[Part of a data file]
- - - -

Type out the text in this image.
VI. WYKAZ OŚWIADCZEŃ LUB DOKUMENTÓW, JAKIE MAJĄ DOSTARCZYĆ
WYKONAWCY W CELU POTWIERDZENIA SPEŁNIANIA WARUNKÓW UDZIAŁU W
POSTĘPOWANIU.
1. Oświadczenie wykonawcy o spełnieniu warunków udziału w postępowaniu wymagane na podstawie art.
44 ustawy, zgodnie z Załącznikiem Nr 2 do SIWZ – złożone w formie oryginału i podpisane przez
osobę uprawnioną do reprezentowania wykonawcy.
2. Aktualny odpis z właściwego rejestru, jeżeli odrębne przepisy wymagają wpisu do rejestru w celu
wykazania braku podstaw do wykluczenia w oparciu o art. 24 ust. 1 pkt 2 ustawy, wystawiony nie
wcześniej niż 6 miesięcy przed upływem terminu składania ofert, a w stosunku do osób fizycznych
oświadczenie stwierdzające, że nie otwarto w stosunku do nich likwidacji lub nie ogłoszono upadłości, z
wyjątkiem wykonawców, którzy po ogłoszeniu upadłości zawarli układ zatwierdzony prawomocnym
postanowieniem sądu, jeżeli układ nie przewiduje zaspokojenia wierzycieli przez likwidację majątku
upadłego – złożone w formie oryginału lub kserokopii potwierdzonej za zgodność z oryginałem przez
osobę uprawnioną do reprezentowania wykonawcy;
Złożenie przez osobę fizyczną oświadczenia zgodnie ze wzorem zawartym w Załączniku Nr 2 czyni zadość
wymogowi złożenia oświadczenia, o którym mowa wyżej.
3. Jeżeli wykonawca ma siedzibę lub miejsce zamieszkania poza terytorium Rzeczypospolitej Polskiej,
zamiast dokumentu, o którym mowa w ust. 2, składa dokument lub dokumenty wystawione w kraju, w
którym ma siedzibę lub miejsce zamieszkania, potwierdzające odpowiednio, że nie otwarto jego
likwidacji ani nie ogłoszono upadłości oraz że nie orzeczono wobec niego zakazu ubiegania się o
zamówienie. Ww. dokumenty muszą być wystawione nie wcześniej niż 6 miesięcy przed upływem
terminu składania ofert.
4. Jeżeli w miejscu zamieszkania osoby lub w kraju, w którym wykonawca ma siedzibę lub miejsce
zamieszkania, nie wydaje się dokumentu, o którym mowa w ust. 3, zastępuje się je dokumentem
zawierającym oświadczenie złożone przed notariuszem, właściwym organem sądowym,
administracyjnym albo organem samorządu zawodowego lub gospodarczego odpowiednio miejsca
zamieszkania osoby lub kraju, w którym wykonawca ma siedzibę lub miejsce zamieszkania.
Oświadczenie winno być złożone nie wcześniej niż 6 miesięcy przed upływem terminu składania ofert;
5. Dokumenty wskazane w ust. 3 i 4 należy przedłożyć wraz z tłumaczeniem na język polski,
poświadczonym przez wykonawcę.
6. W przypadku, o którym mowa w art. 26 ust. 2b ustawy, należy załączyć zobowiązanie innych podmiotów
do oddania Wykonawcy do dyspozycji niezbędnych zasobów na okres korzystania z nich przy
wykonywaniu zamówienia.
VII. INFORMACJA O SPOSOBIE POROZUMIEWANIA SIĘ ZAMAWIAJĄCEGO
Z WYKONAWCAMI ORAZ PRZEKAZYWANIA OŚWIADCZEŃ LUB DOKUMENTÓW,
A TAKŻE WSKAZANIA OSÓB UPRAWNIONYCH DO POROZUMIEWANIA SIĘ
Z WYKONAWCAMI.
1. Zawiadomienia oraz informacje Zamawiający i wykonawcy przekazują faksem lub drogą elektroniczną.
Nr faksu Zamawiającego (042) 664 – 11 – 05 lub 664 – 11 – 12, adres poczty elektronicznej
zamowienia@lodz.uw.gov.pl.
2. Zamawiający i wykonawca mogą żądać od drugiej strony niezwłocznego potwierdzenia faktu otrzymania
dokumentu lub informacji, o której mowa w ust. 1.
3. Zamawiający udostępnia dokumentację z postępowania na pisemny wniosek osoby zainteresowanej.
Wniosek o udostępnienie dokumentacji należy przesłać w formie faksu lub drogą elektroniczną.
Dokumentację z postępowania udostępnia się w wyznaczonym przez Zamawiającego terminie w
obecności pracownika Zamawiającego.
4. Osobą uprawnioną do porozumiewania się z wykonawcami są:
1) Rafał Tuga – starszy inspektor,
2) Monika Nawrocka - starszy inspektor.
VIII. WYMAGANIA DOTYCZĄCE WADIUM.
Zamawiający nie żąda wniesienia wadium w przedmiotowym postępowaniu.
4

- - - -

Return each line of the records above exactly as it reads.

Type out the text in this image.
VI. WYKAZ OŚWIADCZEŃ LUB DOKUMENTÓW, JAKIE MAJĄ DOSTARCZYĆ
WYKONAWCY W CELU POTWIERDZENIA SPEŁNIANIA WARUNKÓW UDZIAŁU W
POSTĘPOWANIU.
1. Oświadczenie wykonawcy o spełnieniu warunków udziału w postępowaniu wymagane na podstawie art.
44 ustawy, zgodnie z Załącznikiem Nr 2 do SIWZ – złożone w formie oryginału i podpisane przez
osobę uprawnioną do reprezentowania wykonawcy.
2. Aktualny odpis z właściwego rejestru, jeżeli odrębne przepisy wymagają wpisu do rejestru w celu
wykazania braku podstaw do wykluczenia w oparciu o art. 24 ust. 1 pkt 2 ustawy, wystawiony nie
wcześniej niż 6 miesięcy przed upływem terminu składania ofert, a w stosunku do osób fizycznych
oświadczenie stwierdzające, że nie otwarto w stosunku do nich likwidacji lub nie ogłoszono upadłości, z
wyjątkiem wykonawców, którzy po ogłoszeniu upadłości zawarli układ zatwierdzony prawomocnym
postanowieniem sądu, jeżeli układ nie przewiduje zaspokojenia wierzycieli przez likwidację majątku
upadłego – złożone w formie oryginału lub kserokopii potwierdzonej za zgodność z oryginałem przez
osobę uprawnioną do reprezentowania wykonawcy;
Złożenie przez osobę fizyczną oświadczenia zgodnie ze wzorem zawartym w Załączniku Nr 2 czyni zadość
wymogowi złożenia oświadczenia, o którym mowa wyżej.
3. Jeżeli wykonawca ma siedzibę lub miejsce zamieszkania poza terytorium Rzeczypospolitej Polskiej,
zamiast dokumentu, o którym mowa w ust. 2, składa dokument lub dokumenty wystawione w kraju, w
którym ma siedzibę lub miejsce zamieszkania, potwierdzające odpowiednio, że nie otwarto jego
likwidacji ani nie ogłoszono upadłości oraz że nie orzeczono wobec niego zakazu ubiegania się o
zamówienie. Ww. dokumenty muszą być wystawione nie wcześniej niż 6 miesięcy przed upływem
terminu składania ofert.
4. Jeżeli w miejscu zamieszkania osoby lub w kraju, w którym wykonawca ma siedzibę lub miejsce
zamieszkania, nie wydaje się dokumentu, o którym mowa w ust. 3, zastępuje się je dokumentem
zawierającym oświadczenie złożone przed notariuszem, właściwym organem sądowym,
administracyjnym albo organem samorządu zawodowego lub gospodarczego odpowiednio miejsca
zamieszkania osoby lub kraju, w którym wykonawca ma siedzibę lub miejsce zamieszkania.
Oświadczenie winno być złożone nie wcześniej niż 6 miesięcy przed upływem terminu składania ofert;
5. Dokumenty wskazane w ust. 3 i 4 należy przedłożyć wraz z tłumaczeniem na język polski,
poświadczonym przez wykonawcę.
6. W przypadku, o którym mowa w art. 26 ust. 2b ustawy, należy załączyć zobowiązanie innych podmiotów
do oddania Wykonawcy do dyspozycji niezbędnych zasobów na okres korzystania z nich przy
wykonywaniu zamówienia.
VII. INFORMACJA O SPOSOBIE POROZUMIEWANIA SIĘ ZAMAWIAJĄCEGO
Z WYKONAWCAMI ORAZ PRZEKAZYWANIA OŚWIADCZEŃ LUB DOKUMENTÓW,
A TAKŻE WSKAZANIA OSÓB UPRAWNIONYCH DO POROZUMIEWANIA SIĘ
Z WYKONAWCAMI.
1. Zawiadomienia oraz informacje Zamawiający i wykonawcy przekazują faksem lub drogą elektroniczną.
Nr faksu Zamawiającego (042) 664 – 11 – 05 lub 664 – 11 – 12, adres poczty elektronicznej
zamowienia@lodz.uw.gov.pl.
2. Zamawiający i wykonawca mogą żądać od drugiej strony niezwłocznego potwierdzenia faktu otrzymania
dokumentu lub informacji, o której mowa w ust. 1.
3. Zamawiający udostępnia dokumentację z postępowania na pisemny wniosek osoby zainteresowanej.
Wniosek o udostępnienie dokumentacji należy przesłać w formie faksu lub drogą elektroniczną.
Dokumentację z postępowania udostępnia się w wyznaczonym przez Zamawiającego terminie w
obecności pracownika Zamawiającego.
4. Osobą uprawnioną do porozumiewania się z wykonawcami są:
1) Rafał Tuga – starszy inspektor,
2) Monika Nawrocka - starszy inspektor.
VIII. WYMAGANIA DOTYCZĄCE WADIUM.
Zamawiający nie żąda wniesienia wadium w przedmiotowym postępowaniu.
4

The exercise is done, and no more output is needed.